_WORK TO DO_:
Each entry below is to be transcribed exactly.

(Extracted data entries)
================================

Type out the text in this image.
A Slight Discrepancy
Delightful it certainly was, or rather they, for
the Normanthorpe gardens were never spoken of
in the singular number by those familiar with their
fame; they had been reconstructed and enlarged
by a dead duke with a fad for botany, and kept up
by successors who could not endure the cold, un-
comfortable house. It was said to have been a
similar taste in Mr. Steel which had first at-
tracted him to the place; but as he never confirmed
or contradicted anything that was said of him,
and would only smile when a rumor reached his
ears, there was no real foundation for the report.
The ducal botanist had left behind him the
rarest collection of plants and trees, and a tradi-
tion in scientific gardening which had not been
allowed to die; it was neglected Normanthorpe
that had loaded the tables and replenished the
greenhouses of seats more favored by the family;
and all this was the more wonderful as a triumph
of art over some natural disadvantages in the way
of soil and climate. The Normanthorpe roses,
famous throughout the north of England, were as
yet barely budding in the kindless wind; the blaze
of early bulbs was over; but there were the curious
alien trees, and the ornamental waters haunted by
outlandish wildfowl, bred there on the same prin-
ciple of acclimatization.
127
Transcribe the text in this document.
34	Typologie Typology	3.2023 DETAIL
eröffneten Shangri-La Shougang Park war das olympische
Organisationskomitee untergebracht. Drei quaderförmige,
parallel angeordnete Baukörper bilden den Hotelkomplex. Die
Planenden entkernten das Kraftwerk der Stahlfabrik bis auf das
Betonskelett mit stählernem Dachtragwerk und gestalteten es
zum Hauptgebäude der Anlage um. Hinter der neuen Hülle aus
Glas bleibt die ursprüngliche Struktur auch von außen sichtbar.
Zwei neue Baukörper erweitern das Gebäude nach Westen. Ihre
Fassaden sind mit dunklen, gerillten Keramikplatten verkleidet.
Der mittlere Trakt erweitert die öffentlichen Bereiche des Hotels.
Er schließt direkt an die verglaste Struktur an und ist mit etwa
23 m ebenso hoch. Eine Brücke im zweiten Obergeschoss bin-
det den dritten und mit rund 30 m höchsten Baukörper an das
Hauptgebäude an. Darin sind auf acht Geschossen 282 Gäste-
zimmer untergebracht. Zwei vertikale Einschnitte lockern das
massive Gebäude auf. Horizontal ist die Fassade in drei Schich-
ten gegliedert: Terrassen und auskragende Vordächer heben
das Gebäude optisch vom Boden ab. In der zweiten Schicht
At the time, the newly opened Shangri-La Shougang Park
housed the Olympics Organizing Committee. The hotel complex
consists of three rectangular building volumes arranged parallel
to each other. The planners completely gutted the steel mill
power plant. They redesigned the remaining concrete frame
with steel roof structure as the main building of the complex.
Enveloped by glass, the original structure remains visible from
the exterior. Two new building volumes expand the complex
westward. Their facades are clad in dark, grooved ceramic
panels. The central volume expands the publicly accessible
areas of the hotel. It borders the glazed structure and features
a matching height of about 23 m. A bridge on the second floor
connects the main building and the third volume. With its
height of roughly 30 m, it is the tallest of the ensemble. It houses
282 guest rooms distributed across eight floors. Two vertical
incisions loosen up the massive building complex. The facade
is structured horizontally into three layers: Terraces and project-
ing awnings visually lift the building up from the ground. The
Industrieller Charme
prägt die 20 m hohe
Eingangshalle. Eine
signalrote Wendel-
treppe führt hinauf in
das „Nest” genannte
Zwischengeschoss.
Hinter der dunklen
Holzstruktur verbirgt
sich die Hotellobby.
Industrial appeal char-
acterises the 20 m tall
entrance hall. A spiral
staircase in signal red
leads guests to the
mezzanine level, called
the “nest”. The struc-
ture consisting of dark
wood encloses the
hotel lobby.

================================

_REPLY_:
Type out the text in this image.
A Slight Discrepancy
Delightful it certainly was, or rather they, for
the Normanthorpe gardens were never spoken of
in the singular number by those familiar with their
fame; they had been reconstructed and enlarged
by a dead duke with a fad for botany, and kept up
by successors who could not endure the cold, un-
comfortable house. It was said to have been a
similar taste in Mr. Steel which had first at-
tracted him to the place; but as he never confirmed
or contradicted anything that was said of him,
and would only smile when a rumor reached his
ears, there was no real foundation for the report.
The ducal botanist had left behind him the
rarest collection of plants and trees, and a tradi-
tion in scientific gardening which had not been
allowed to die; it was neglected Normanthorpe
that had loaded the tables and replenished the
greenhouses of seats more favored by the family;
and all this was the more wonderful as a triumph
of art over some natural disadvantages in the way
of soil and climate. The Normanthorpe roses,
famous throughout the north of England, were as
yet barely budding in the kindless wind; the blaze
of early bulbs was over; but there were the curious
alien trees, and the ornamental waters haunted by
outlandish wildfowl, bred there on the same prin-
ciple of acclimatization.
127
Transcribe the text in this document.
34	Typologie Typology	3.2023 DETAIL
eröffneten Shangri-La Shougang Park war das olympische
Organisationskomitee untergebracht. Drei quaderförmige,
parallel angeordnete Baukörper bilden den Hotelkomplex. Die
Planenden entkernten das Kraftwerk der Stahlfabrik bis auf das
Betonskelett mit stählernem Dachtragwerk und gestalteten es
zum Hauptgebäude der Anlage um. Hinter der neuen Hülle aus
Glas bleibt die ursprüngliche Struktur auch von außen sichtbar.
Zwei neue Baukörper erweitern das Gebäude nach Westen. Ihre
Fassaden sind mit dunklen, gerillten Keramikplatten verkleidet.
Der mittlere Trakt erweitert die öffentlichen Bereiche des Hotels.
Er schließt direkt an die verglaste Struktur an und ist mit etwa
23 m ebenso hoch. Eine Brücke im zweiten Obergeschoss bin-
det den dritten und mit rund 30 m höchsten Baukörper an das
Hauptgebäude an. Darin sind auf acht Geschossen 282 Gäste-
zimmer untergebracht. Zwei vertikale Einschnitte lockern das
massive Gebäude auf. Horizontal ist die Fassade in drei Schich-
ten gegliedert: Terrassen und auskragende Vordächer heben
das Gebäude optisch vom Boden ab. In der zweiten Schicht
At the time, the newly opened Shangri-La Shougang Park
housed the Olympics Organizing Committee. The hotel complex
consists of three rectangular building volumes arranged parallel
to each other. The planners completely gutted the steel mill
power plant. They redesigned the remaining concrete frame
with steel roof structure as the main building of the complex.
Enveloped by glass, the original structure remains visible from
the exterior. Two new building volumes expand the complex
westward. Their facades are clad in dark, grooved ceramic
panels. The central volume expands the publicly accessible
areas of the hotel. It borders the glazed structure and features
a matching height of about 23 m. A bridge on the second floor
connects the main building and the third volume. With its
height of roughly 30 m, it is the tallest of the ensemble. It houses
282 guest rooms distributed across eight floors. Two vertical
incisions loosen up the massive building complex. The facade
is structured horizontally into three layers: Terraces and project-
ing awnings visually lift the building up from the ground. The
Industrieller Charme
prägt die 20 m hohe
Eingangshalle. Eine
signalrote Wendel-
treppe führt hinauf in
das „Nest” genannte
Zwischengeschoss.
Hinter der dunklen
Holzstruktur verbirgt
sich die Hotellobby.
Industrial appeal char-
acterises the 20 m tall
entrance hall. A spiral
staircase in signal red
leads guests to the
mezzanine level, called
the “nest”. The struc-
ture consisting of dark
wood encloses the
hotel lobby.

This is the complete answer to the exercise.